_Work instructions_
Only the number is wanted: how many lines of the data contain "Pressure"?

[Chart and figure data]
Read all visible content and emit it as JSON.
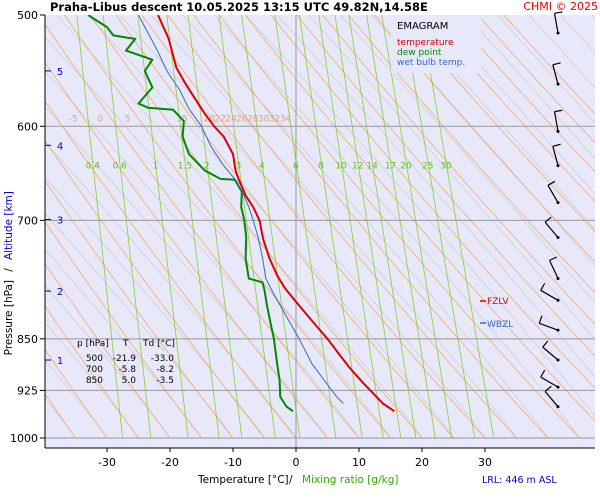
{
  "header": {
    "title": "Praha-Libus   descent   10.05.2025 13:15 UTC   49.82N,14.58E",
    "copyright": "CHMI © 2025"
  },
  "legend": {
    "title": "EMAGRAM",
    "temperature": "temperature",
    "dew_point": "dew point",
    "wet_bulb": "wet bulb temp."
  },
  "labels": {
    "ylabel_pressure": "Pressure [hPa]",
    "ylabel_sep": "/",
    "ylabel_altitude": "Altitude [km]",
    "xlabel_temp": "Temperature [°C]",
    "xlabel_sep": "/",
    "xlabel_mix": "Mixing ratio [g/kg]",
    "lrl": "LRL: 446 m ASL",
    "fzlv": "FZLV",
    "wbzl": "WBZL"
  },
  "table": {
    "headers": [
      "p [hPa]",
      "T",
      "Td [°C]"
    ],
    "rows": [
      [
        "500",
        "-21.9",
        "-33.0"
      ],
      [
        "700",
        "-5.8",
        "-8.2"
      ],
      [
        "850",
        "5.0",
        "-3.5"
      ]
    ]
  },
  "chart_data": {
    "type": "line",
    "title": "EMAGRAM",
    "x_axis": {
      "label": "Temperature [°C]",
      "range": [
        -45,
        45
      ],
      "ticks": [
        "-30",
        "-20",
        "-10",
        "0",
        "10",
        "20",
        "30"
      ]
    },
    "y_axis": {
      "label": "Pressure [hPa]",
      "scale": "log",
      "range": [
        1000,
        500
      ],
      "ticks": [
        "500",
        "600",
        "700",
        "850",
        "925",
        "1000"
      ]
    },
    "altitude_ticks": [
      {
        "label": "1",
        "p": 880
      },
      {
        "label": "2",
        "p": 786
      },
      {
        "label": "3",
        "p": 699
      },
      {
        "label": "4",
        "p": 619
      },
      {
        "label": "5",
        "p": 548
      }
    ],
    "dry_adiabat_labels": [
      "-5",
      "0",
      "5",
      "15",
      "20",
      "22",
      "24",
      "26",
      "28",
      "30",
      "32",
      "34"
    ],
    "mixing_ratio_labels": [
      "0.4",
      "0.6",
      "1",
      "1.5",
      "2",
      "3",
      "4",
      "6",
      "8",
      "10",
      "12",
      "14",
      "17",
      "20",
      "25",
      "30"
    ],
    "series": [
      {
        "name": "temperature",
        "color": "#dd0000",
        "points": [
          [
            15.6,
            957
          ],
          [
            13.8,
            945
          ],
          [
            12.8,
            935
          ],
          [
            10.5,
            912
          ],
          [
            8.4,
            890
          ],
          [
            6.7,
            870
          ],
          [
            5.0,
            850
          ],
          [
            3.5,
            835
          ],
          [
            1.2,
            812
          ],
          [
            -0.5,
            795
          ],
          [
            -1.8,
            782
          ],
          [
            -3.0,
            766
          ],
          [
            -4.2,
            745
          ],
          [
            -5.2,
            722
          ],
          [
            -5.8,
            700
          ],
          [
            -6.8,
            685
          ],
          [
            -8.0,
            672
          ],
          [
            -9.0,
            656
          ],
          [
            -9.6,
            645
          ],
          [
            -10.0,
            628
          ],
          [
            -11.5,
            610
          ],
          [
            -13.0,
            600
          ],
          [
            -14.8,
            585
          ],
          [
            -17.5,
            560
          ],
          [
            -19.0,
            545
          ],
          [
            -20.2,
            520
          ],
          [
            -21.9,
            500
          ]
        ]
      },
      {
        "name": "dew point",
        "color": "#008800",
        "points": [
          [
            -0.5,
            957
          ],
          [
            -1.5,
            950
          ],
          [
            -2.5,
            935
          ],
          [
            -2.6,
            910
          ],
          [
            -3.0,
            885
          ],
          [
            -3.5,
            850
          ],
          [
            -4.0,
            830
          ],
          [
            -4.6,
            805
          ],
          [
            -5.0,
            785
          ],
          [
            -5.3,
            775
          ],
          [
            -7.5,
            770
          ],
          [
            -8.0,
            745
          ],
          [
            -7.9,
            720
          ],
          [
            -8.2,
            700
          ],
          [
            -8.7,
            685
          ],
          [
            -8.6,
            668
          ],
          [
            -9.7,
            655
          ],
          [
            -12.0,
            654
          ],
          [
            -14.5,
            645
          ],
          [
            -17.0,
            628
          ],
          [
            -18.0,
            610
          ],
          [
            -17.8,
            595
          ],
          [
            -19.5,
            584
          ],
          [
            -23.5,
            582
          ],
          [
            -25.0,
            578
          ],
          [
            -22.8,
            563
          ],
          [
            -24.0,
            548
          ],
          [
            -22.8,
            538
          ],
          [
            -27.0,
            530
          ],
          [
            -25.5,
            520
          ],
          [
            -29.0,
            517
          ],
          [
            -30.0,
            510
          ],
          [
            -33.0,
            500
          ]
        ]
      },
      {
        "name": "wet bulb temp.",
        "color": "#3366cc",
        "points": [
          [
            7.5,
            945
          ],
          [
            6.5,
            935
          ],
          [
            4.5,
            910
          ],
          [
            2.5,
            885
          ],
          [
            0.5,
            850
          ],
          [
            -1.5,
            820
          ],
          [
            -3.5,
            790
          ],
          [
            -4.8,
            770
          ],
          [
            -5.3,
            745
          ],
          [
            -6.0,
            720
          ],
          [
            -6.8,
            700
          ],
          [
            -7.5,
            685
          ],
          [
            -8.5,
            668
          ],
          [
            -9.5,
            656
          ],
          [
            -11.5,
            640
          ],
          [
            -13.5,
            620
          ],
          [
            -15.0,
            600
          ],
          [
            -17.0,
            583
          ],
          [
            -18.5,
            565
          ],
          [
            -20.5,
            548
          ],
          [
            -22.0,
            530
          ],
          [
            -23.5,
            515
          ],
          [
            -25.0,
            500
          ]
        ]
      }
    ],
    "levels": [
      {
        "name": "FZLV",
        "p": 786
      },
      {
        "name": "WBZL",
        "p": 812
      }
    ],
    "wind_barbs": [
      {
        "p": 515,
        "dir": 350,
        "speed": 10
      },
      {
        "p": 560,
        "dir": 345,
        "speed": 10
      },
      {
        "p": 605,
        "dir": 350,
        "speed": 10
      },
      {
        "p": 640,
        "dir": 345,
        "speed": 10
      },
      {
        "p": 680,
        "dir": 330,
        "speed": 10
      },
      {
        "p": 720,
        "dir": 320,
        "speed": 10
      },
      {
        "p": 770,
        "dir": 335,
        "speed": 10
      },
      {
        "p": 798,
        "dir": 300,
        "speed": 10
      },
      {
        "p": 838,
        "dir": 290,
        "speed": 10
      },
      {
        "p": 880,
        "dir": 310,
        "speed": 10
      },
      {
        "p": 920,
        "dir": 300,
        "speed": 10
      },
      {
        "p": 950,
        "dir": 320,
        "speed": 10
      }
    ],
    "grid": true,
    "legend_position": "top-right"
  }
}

==

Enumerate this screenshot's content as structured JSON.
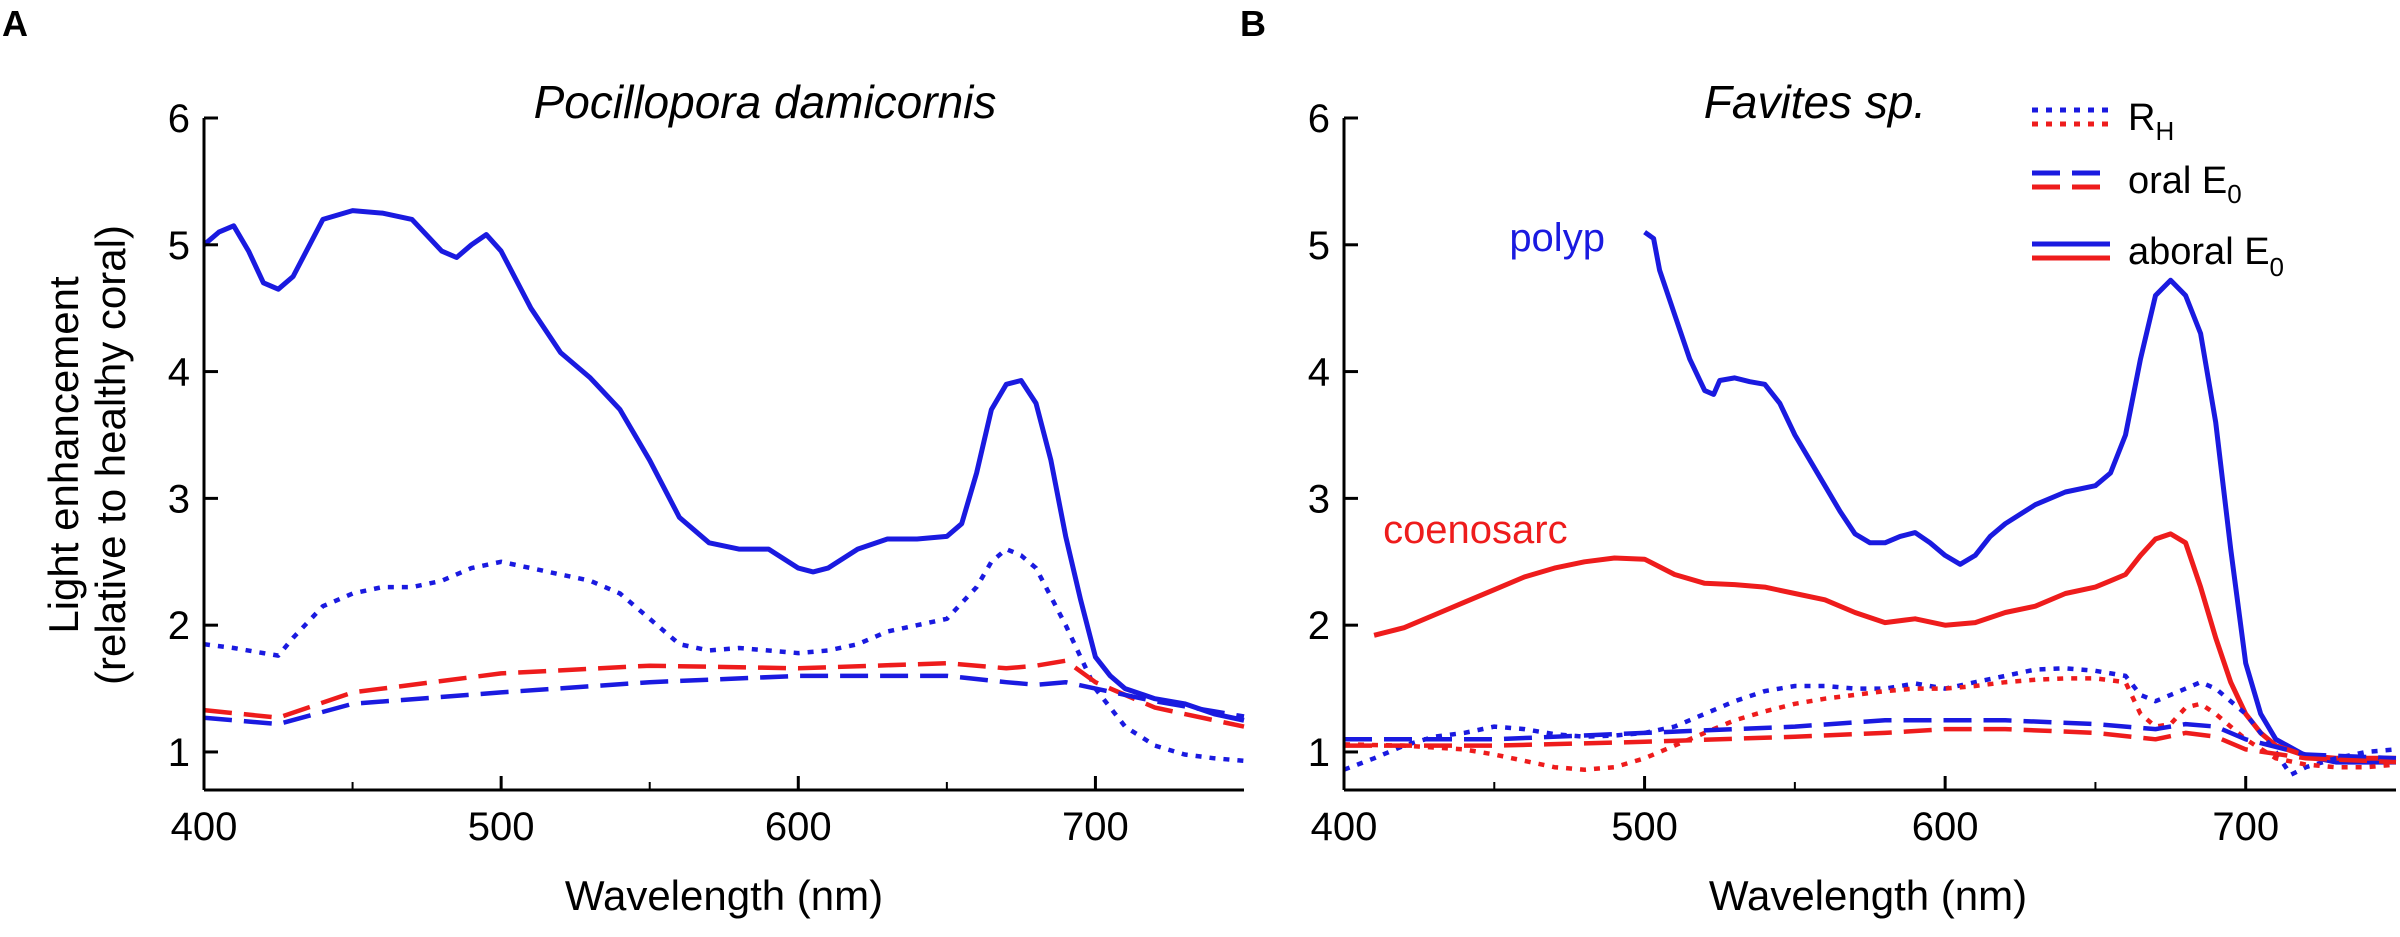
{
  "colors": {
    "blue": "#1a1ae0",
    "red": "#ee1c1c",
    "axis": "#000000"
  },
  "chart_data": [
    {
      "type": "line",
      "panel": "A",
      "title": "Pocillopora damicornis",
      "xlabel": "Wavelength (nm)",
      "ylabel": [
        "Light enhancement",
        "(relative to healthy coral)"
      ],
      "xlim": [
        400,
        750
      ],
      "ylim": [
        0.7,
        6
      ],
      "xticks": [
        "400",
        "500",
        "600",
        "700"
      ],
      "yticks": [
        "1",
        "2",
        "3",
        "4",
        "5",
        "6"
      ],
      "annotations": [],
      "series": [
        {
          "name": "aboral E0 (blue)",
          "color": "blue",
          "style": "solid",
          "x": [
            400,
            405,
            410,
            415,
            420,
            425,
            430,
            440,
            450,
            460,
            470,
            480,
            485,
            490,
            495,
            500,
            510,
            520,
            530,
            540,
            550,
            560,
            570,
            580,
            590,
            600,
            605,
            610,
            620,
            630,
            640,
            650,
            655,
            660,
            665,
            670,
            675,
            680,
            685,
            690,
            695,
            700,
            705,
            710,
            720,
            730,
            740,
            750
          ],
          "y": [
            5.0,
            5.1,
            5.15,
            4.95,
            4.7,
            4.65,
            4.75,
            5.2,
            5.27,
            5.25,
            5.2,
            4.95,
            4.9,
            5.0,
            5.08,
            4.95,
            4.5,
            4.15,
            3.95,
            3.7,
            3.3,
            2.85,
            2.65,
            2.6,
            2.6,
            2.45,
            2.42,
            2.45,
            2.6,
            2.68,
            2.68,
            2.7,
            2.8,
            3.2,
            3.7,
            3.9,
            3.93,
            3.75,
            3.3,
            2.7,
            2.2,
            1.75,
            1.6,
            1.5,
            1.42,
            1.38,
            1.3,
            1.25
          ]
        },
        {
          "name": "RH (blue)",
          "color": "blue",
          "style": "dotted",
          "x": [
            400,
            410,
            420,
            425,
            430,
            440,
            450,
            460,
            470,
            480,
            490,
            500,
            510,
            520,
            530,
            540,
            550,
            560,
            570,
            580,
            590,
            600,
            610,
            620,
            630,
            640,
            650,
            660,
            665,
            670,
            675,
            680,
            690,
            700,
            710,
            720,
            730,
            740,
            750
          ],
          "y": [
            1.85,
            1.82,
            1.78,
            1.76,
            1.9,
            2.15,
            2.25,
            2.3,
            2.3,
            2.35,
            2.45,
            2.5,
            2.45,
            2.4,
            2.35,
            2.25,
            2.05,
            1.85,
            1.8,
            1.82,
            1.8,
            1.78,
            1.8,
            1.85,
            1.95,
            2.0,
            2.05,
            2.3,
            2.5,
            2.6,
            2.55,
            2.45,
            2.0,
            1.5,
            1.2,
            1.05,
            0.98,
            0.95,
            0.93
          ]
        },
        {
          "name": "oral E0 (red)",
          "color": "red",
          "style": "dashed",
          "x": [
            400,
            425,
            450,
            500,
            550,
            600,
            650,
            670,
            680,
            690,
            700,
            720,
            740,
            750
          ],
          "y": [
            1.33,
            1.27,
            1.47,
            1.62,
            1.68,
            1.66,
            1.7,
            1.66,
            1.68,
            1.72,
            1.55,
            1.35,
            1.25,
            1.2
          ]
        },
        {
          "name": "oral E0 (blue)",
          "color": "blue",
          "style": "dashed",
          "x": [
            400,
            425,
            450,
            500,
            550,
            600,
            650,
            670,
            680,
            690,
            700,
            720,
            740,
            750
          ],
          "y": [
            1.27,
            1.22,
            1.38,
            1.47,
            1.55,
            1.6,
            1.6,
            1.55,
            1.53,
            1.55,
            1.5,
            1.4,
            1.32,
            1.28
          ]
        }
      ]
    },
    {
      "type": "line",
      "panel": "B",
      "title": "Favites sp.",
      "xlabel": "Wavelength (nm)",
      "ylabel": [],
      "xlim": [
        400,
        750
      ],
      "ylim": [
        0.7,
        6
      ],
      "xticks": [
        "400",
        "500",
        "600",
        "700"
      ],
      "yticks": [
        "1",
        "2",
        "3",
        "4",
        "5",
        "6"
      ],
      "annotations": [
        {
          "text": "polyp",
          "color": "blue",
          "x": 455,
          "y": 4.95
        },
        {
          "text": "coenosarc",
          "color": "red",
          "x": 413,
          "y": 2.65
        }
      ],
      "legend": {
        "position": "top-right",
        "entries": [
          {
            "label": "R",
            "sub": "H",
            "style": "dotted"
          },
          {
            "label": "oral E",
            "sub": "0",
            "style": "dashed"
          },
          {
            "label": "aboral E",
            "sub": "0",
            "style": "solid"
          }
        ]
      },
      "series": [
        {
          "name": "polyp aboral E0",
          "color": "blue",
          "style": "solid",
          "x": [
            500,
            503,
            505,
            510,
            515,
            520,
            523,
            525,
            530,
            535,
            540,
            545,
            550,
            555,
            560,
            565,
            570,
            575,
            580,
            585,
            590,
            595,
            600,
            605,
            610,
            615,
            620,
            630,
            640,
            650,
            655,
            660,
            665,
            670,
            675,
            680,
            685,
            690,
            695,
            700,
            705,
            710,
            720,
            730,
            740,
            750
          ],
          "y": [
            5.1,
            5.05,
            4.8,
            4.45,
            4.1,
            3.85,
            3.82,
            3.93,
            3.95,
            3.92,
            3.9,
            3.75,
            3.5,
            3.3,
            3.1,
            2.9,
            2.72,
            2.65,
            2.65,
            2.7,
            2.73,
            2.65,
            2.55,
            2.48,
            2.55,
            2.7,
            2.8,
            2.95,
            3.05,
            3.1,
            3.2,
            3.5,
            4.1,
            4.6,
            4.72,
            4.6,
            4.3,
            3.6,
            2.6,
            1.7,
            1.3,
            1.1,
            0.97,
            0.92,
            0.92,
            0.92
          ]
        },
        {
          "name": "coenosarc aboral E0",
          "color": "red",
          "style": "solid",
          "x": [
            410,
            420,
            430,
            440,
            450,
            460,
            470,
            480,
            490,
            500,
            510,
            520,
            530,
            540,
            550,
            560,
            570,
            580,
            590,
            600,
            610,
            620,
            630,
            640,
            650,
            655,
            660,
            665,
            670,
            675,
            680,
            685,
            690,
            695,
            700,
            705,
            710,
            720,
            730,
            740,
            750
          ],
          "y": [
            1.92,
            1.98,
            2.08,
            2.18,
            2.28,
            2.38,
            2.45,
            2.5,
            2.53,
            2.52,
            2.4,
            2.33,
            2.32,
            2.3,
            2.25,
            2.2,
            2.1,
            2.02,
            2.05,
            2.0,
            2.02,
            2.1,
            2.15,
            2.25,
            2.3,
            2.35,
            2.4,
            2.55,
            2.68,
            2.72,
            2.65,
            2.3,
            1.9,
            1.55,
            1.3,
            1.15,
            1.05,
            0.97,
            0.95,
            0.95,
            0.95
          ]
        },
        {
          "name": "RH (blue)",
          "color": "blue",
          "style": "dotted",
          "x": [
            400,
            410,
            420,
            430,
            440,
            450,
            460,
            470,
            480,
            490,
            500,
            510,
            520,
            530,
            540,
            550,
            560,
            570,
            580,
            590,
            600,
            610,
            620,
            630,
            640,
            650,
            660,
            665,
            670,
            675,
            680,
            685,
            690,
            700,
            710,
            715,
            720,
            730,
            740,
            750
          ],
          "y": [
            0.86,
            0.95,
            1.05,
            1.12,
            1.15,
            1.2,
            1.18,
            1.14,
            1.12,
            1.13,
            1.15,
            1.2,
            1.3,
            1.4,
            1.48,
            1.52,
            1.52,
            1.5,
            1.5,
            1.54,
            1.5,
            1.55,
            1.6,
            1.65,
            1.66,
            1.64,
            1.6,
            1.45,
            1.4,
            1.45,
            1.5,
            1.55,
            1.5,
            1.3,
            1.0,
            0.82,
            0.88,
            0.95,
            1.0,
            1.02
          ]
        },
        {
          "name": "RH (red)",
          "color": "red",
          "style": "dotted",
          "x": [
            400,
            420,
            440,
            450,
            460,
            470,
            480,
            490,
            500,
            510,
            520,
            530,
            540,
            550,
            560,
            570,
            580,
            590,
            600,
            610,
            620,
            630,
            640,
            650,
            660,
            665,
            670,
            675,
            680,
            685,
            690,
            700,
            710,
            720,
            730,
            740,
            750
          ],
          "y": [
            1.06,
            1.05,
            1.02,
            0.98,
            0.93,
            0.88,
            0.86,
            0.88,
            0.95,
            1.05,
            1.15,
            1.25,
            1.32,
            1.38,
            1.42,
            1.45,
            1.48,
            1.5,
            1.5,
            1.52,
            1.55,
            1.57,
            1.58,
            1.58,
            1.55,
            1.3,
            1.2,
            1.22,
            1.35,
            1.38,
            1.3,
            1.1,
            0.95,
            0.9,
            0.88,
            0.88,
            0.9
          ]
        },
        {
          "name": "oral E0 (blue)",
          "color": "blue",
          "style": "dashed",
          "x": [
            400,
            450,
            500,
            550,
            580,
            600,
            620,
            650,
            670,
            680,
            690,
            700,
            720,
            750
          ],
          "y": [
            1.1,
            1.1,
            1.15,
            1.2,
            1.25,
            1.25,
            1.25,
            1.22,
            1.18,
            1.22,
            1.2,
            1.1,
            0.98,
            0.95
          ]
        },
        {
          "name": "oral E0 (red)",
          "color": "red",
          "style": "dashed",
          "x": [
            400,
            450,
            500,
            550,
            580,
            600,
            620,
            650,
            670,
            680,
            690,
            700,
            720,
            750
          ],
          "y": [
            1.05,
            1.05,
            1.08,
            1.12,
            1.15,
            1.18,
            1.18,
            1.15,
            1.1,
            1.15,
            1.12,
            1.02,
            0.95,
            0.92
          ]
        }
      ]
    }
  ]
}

_Expected answer_
2